- WHAT IS NEEDED
Write each line out again exactly as written.

- RECORDS SHOWN
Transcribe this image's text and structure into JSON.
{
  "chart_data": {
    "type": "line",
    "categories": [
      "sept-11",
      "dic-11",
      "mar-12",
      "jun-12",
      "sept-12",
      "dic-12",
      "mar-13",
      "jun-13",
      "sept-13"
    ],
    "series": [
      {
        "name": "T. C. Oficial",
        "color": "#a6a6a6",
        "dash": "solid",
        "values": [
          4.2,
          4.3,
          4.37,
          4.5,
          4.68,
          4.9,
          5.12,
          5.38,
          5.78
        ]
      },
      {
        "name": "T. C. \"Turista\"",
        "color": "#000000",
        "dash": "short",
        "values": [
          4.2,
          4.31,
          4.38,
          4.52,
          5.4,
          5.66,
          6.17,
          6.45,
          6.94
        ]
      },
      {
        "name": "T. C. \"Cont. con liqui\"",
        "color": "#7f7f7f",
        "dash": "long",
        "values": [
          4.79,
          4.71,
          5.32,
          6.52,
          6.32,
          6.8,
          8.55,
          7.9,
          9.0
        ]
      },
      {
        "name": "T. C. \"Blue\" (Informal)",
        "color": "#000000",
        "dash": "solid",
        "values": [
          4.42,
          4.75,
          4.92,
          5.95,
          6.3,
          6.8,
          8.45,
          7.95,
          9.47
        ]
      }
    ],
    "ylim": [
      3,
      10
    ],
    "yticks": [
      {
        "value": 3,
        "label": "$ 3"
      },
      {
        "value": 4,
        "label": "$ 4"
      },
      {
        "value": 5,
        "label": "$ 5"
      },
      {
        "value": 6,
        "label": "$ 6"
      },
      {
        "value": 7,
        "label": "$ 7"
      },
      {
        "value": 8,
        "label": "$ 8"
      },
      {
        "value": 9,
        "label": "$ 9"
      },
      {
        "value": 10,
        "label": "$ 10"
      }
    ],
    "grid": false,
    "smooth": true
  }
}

- THE RESPONSE
Transcribe this image's text and structure into JSON.
{
  "chart_data": {
    "type": "line",
    "categories": [
      "sept-11",
      "dic-11",
      "mar-12",
      "jun-12",
      "sept-12",
      "dic-12",
      "mar-13",
      "jun-13",
      "sept-13"
    ],
    "series": [
      {
        "name": "T. C. Oficial",
        "color": "#a6a6a6",
        "dash": "solid",
        "values": [
          4.2,
          4.3,
          4.37,
          4.5,
          4.68,
          4.9,
          5.12,
          5.38,
          5.78
        ]
      },
      {
        "name": "T. C. \"Turista\"",
        "color": "#000000",
        "dash": "short",
        "values": [
          4.2,
          4.31,
          4.38,
          4.52,
          5.4,
          5.66,
          6.17,
          6.45,
          6.94
        ]
      },
      {
        "name": "T. C. \"Cont. con liqui\"",
        "color": "#7f7f7f",
        "dash": "long",
        "values": [
          4.79,
          4.71,
          5.32,
          6.52,
          6.32,
          6.8,
          8.55,
          7.9,
          9.0
        ]
      },
      {
        "name": "T. C. \"Blue\" (Informal)",
        "color": "#000000",
        "dash": "solid",
        "values": [
          4.42,
          4.75,
          4.92,
          5.95,
          6.3,
          6.8,
          8.45,
          7.95,
          9.47
        ]
      }
    ],
    "ylim": [
      3,
      10
    ],
    "yticks": [
      {
        "value": 3,
        "label": "$ 3"
      },
      {
        "value": 4,
        "label": "$ 4"
      },
      {
        "value": 5,
        "label": "$ 5"
      },
      {
        "value": 6,
        "label": "$ 6"
      },
      {
        "value": 7,
        "label": "$ 7"
      },
      {
        "value": 8,
        "label": "$ 8"
      },
      {
        "value": 9,
        "label": "$ 9"
      },
      {
        "value": 10,
        "label": "$ 10"
      }
    ],
    "grid": false,
    "smooth": true
  }
}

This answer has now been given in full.